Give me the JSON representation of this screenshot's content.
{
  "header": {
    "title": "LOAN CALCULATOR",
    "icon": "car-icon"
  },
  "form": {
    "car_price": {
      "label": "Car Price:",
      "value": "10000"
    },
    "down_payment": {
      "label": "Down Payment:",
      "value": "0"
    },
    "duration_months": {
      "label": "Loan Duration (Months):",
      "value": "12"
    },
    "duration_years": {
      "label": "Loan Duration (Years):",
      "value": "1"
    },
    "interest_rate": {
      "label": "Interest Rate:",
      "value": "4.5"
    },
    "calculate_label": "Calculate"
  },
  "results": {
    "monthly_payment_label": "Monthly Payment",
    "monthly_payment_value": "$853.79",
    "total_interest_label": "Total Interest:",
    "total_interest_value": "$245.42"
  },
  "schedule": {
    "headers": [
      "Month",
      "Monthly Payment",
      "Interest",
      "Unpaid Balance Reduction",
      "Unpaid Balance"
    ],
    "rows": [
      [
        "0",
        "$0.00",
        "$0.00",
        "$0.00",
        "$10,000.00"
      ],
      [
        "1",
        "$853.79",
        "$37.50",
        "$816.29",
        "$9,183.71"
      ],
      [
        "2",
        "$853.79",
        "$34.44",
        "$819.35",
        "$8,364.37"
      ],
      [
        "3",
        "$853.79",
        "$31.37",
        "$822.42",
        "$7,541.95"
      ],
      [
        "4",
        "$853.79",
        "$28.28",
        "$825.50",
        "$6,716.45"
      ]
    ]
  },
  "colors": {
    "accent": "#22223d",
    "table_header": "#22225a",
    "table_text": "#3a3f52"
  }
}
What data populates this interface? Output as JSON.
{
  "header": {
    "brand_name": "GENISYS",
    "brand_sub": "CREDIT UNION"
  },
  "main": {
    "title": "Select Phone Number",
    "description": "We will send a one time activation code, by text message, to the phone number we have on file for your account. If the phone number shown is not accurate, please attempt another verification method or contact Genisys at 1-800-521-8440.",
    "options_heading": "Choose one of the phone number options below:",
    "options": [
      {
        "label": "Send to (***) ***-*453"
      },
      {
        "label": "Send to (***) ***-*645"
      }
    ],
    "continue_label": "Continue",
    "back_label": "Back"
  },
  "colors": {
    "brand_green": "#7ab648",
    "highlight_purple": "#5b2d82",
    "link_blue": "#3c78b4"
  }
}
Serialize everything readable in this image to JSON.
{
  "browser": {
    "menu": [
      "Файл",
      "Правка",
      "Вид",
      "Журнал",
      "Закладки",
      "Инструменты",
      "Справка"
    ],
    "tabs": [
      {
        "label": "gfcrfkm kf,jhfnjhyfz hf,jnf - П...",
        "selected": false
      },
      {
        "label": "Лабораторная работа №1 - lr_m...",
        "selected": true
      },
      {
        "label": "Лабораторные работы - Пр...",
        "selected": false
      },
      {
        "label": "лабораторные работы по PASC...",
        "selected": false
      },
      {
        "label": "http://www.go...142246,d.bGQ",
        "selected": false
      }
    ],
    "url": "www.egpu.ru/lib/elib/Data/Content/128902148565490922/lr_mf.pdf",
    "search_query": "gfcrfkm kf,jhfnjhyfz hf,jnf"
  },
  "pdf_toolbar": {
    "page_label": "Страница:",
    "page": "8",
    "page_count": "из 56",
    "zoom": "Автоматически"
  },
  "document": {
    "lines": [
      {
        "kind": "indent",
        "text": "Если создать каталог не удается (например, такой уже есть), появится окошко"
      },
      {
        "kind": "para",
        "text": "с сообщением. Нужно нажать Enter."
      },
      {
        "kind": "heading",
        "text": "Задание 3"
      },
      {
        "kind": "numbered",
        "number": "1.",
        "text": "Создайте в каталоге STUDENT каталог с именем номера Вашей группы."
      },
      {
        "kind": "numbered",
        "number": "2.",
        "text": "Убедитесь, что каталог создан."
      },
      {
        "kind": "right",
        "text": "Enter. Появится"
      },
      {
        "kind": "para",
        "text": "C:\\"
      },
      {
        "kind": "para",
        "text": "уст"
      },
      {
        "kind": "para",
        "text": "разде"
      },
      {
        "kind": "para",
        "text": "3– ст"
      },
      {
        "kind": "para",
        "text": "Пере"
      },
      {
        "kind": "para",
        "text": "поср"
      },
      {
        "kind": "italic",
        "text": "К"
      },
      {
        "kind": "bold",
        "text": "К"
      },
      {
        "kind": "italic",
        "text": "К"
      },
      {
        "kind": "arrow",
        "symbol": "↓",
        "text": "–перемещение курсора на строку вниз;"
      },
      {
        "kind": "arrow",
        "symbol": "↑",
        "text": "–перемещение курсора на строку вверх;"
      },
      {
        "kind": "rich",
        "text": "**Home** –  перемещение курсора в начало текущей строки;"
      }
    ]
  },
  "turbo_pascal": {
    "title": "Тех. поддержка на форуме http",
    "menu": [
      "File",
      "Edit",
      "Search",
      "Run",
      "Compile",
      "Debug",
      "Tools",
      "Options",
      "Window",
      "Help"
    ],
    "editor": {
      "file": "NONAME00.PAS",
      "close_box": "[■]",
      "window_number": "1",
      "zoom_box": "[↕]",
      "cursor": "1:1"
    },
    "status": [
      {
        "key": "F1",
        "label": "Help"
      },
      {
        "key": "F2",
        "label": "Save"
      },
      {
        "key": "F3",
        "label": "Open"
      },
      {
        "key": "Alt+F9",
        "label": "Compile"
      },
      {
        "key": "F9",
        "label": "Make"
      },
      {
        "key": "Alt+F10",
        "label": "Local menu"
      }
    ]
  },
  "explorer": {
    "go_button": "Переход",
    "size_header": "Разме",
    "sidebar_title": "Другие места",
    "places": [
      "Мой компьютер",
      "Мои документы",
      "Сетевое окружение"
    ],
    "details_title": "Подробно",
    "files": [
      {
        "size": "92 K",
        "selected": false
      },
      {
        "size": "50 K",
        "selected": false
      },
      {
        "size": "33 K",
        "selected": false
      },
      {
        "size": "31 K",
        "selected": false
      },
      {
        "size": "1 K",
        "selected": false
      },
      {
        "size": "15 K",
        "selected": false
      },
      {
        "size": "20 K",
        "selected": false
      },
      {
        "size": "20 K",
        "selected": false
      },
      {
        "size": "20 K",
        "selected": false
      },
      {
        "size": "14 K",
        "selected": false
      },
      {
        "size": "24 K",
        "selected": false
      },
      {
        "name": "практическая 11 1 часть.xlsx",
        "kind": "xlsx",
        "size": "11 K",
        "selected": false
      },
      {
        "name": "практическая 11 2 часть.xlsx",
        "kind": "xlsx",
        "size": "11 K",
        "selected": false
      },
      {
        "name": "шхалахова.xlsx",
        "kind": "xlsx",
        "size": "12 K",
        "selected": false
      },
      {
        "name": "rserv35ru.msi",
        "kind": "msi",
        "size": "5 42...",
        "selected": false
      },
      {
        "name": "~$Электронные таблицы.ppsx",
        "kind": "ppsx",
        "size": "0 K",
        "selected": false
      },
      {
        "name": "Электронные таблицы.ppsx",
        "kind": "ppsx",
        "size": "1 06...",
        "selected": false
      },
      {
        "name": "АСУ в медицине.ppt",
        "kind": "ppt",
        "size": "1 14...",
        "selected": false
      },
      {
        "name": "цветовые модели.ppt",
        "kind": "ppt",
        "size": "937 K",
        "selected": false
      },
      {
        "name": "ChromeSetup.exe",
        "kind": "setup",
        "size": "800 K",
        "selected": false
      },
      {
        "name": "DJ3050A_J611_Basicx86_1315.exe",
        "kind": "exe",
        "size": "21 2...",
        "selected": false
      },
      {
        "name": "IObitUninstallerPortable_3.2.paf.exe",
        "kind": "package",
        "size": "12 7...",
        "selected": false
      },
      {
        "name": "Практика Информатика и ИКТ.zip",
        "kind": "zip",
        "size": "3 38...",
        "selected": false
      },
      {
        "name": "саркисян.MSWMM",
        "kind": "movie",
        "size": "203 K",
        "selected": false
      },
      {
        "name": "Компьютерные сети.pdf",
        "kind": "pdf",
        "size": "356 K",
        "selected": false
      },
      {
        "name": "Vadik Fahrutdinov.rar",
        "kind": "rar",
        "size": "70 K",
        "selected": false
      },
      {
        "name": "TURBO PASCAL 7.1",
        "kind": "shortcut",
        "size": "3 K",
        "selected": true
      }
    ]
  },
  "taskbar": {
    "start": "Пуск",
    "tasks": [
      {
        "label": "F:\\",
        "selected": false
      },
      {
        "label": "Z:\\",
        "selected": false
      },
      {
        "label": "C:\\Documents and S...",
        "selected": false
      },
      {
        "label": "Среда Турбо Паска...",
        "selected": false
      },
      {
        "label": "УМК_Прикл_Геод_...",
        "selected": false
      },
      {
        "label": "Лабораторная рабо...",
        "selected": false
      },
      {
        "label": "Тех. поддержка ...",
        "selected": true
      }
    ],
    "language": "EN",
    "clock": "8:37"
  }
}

• **Written request**: Check each line of the listing above for the string "поддержка", then report only how many lines have it.

• **Result of this task**: 2